* **The task**
Pictures within the data are to be left out; everything else must be reproduced exactly.

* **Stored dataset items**
========================

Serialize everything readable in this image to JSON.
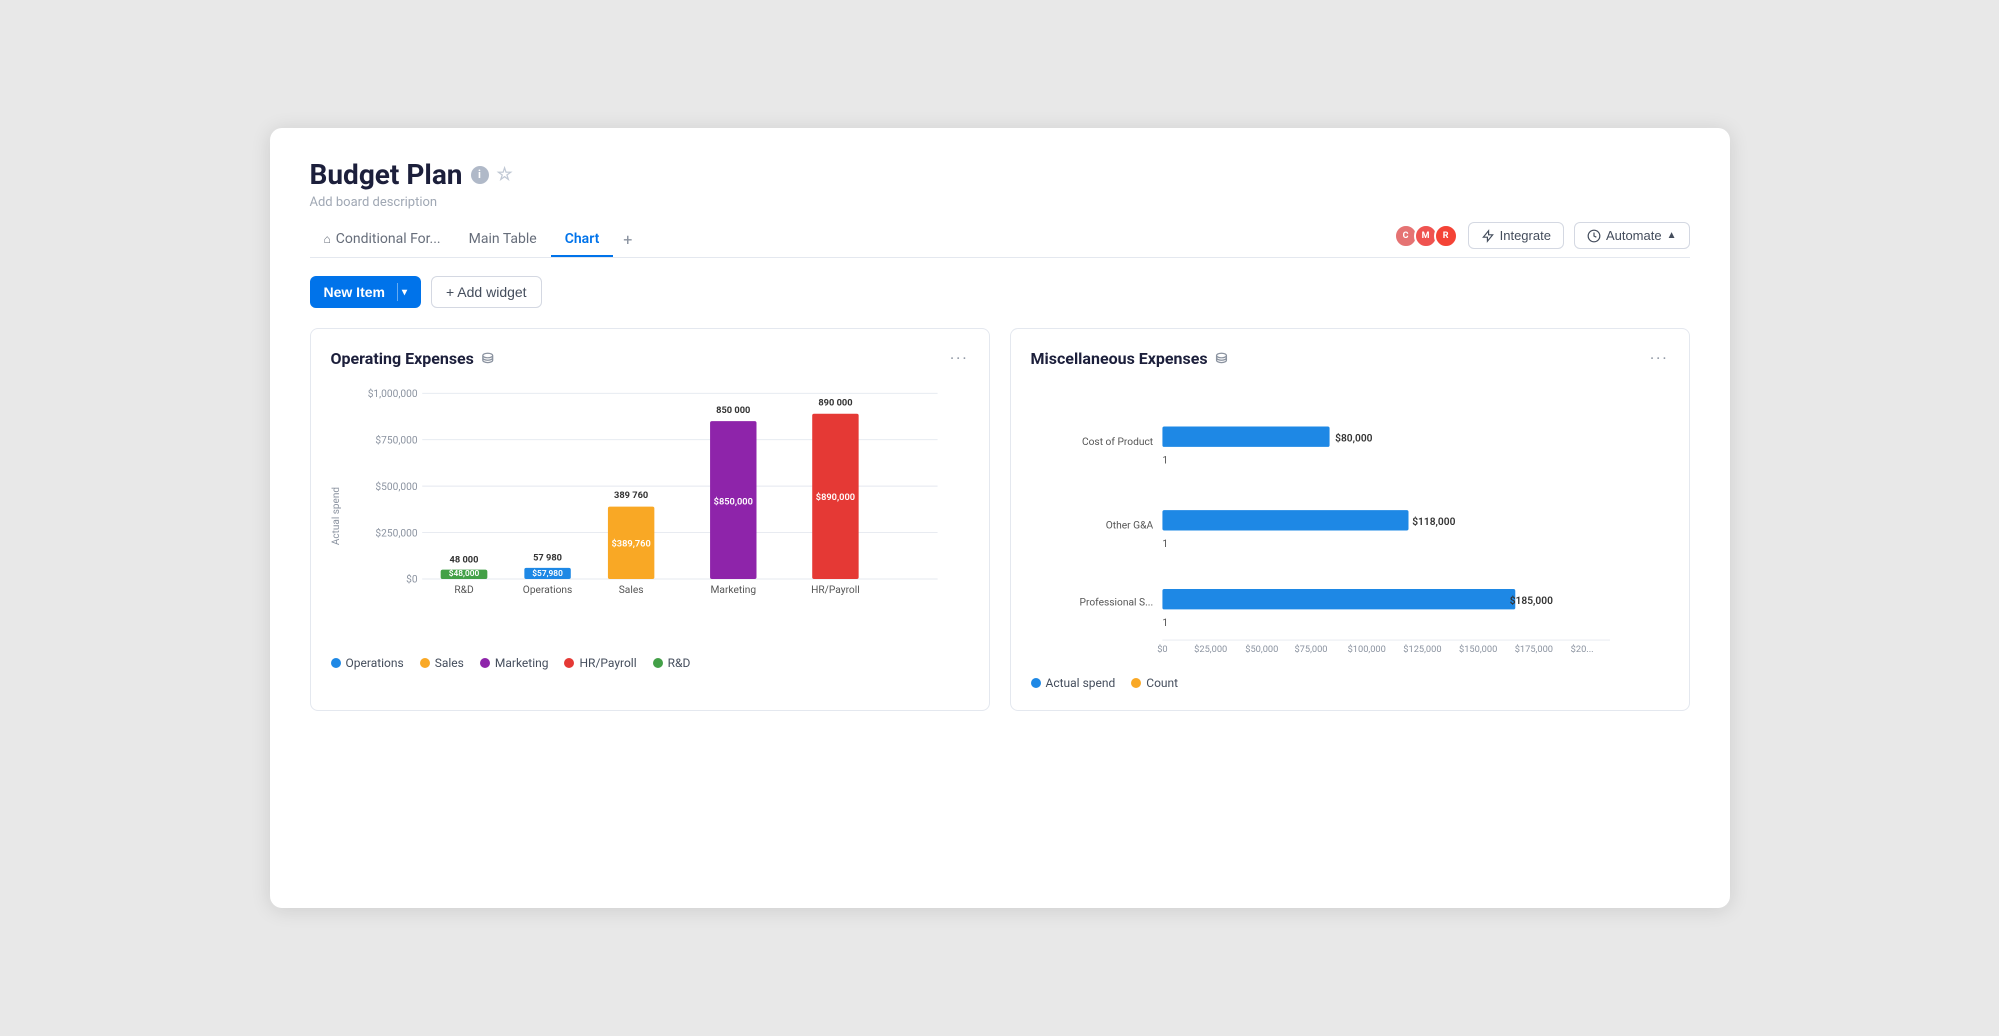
{
  "page": {
    "title": "Budget Plan",
    "description": "Add board description"
  },
  "tabs": [
    {
      "id": "conditional",
      "label": "Conditional For...",
      "icon": "⌂",
      "active": false
    },
    {
      "id": "main-table",
      "label": "Main Table",
      "active": false
    },
    {
      "id": "chart",
      "label": "Chart",
      "active": true
    }
  ],
  "toolbar": {
    "new_item_label": "New Item",
    "add_widget_label": "+ Add widget"
  },
  "header_actions": {
    "integrate_label": "Integrate",
    "automate_label": "Automate"
  },
  "charts": {
    "operating_expenses": {
      "title": "Operating Expenses",
      "y_axis_label": "Actual spend",
      "y_labels": [
        "$1,000,000",
        "$750,000",
        "$500,000",
        "$250,000",
        "$0"
      ],
      "bars": [
        {
          "category": "R&D",
          "value": 48000,
          "label": "48 000",
          "value_label": "$48,000",
          "color": "#43a047"
        },
        {
          "category": "Operations",
          "value": 57980,
          "label": "57 980",
          "value_label": "$57,980",
          "color": "#1e88e5"
        },
        {
          "category": "Sales",
          "value": 389760,
          "label": "389 760",
          "value_label": "$389,760",
          "color": "#f9a825"
        },
        {
          "category": "Marketing",
          "value": 850000,
          "label": "850 000",
          "value_label": "$850,000",
          "color": "#8e24aa"
        },
        {
          "category": "HR/Payroll",
          "value": 890000,
          "label": "890 000",
          "value_label": "$890,000",
          "color": "#e53935"
        }
      ],
      "legend": [
        {
          "label": "Operations",
          "color": "#1e88e5"
        },
        {
          "label": "Sales",
          "color": "#f9a825"
        },
        {
          "label": "Marketing",
          "color": "#8e24aa"
        },
        {
          "label": "HR/Payroll",
          "color": "#e53935"
        },
        {
          "label": "R&D",
          "color": "#43a047"
        }
      ]
    },
    "miscellaneous_expenses": {
      "title": "Miscellaneous Expenses",
      "x_labels": [
        "$0",
        "$25,000",
        "$50,000",
        "$75,000",
        "$100,000",
        "$125,000",
        "$150,000",
        "$175,000",
        "$20..."
      ],
      "bars": [
        {
          "category": "Cost of Product",
          "value": 80000,
          "label": "$80,000",
          "count": 1,
          "color": "#1e88e5"
        },
        {
          "category": "Other G&A",
          "value": 118000,
          "label": "$118,000",
          "count": 1,
          "color": "#1e88e5"
        },
        {
          "category": "Professional S...",
          "value": 185000,
          "label": "$185,000",
          "count": 1,
          "color": "#1e88e5"
        }
      ],
      "legend": [
        {
          "label": "Actual spend",
          "color": "#1e88e5"
        },
        {
          "label": "Count",
          "color": "#f9a825"
        }
      ]
    }
  }
}
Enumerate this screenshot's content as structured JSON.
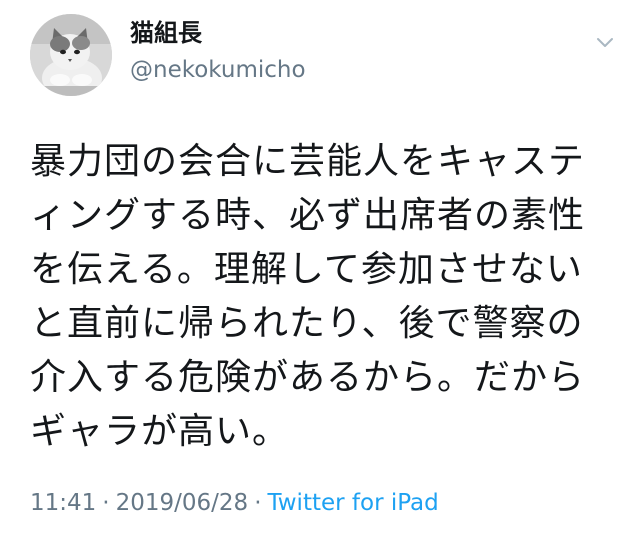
{
  "user": {
    "display_name": "猫組長",
    "handle": "@nekokumicho"
  },
  "tweet": {
    "lines": [
      "暴力団の会合に芸能人をキャステ",
      "ィングする時、必ず出席者の素性",
      "を伝える。理解して参加させない",
      "と直前に帰られたり、後で警察の",
      "介入する危険があるから。だから",
      "ギャラが高い。"
    ],
    "time": "11:41",
    "date": "2019/06/28",
    "separator": "·",
    "source": "Twitter for iPad"
  },
  "icons": {
    "menu": "chevron-down-icon",
    "avatar": "cat-avatar"
  },
  "colors": {
    "text": "#14171a",
    "secondary": "#657786",
    "link": "#1da1f2"
  }
}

========================

* **Response for this exercise**
Serialize everything readable in this image to JSON.
{
  "page": {
    "title": "Budget Plan",
    "description": "Add board description"
  },
  "tabs": [
    {
      "id": "conditional",
      "label": "Conditional For...",
      "icon": "⌂",
      "active": false
    },
    {
      "id": "main-table",
      "label": "Main Table",
      "active": false
    },
    {
      "id": "chart",
      "label": "Chart",
      "active": true
    }
  ],
  "toolbar": {
    "new_item_label": "New Item",
    "add_widget_label": "+ Add widget"
  },
  "header_actions": {
    "integrate_label": "Integrate",
    "automate_label": "Automate"
  },
  "charts": {
    "operating_expenses": {
      "title": "Operating Expenses",
      "y_axis_label": "Actual spend",
      "y_labels": [
        "$1,000,000",
        "$750,000",
        "$500,000",
        "$250,000",
        "$0"
      ],
      "bars": [
        {
          "category": "R&D",
          "value": 48000,
          "label": "48 000",
          "value_label": "$48,000",
          "color": "#43a047"
        },
        {
          "category": "Operations",
          "value": 57980,
          "label": "57 980",
          "value_label": "$57,980",
          "color": "#1e88e5"
        },
        {
          "category": "Sales",
          "value": 389760,
          "label": "389 760",
          "value_label": "$389,760",
          "color": "#f9a825"
        },
        {
          "category": "Marketing",
          "value": 850000,
          "label": "850 000",
          "value_label": "$850,000",
          "color": "#8e24aa"
        },
        {
          "category": "HR/Payroll",
          "value": 890000,
          "label": "890 000",
          "value_label": "$890,000",
          "color": "#e53935"
        }
      ],
      "legend": [
        {
          "label": "Operations",
          "color": "#1e88e5"
        },
        {
          "label": "Sales",
          "color": "#f9a825"
        },
        {
          "label": "Marketing",
          "color": "#8e24aa"
        },
        {
          "label": "HR/Payroll",
          "color": "#e53935"
        },
        {
          "label": "R&D",
          "color": "#43a047"
        }
      ]
    },
    "miscellaneous_expenses": {
      "title": "Miscellaneous Expenses",
      "x_labels": [
        "$0",
        "$25,000",
        "$50,000",
        "$75,000",
        "$100,000",
        "$125,000",
        "$150,000",
        "$175,000",
        "$20..."
      ],
      "bars": [
        {
          "category": "Cost of Product",
          "value": 80000,
          "label": "$80,000",
          "count": 1,
          "color": "#1e88e5"
        },
        {
          "category": "Other G&A",
          "value": 118000,
          "label": "$118,000",
          "count": 1,
          "color": "#1e88e5"
        },
        {
          "category": "Professional S...",
          "value": 185000,
          "label": "$185,000",
          "count": 1,
          "color": "#1e88e5"
        }
      ],
      "legend": [
        {
          "label": "Actual spend",
          "color": "#1e88e5"
        },
        {
          "label": "Count",
          "color": "#f9a825"
        }
      ]
    }
  }
}
Enumerate this screenshot's content as structured JSON.
{
  "user": {
    "display_name": "猫組長",
    "handle": "@nekokumicho"
  },
  "tweet": {
    "lines": [
      "暴力団の会合に芸能人をキャステ",
      "ィングする時、必ず出席者の素性",
      "を伝える。理解して参加させない",
      "と直前に帰られたり、後で警察の",
      "介入する危険があるから。だから",
      "ギャラが高い。"
    ],
    "time": "11:41",
    "date": "2019/06/28",
    "separator": "·",
    "source": "Twitter for iPad"
  },
  "icons": {
    "menu": "chevron-down-icon",
    "avatar": "cat-avatar"
  },
  "colors": {
    "text": "#14171a",
    "secondary": "#657786",
    "link": "#1da1f2"
  }
}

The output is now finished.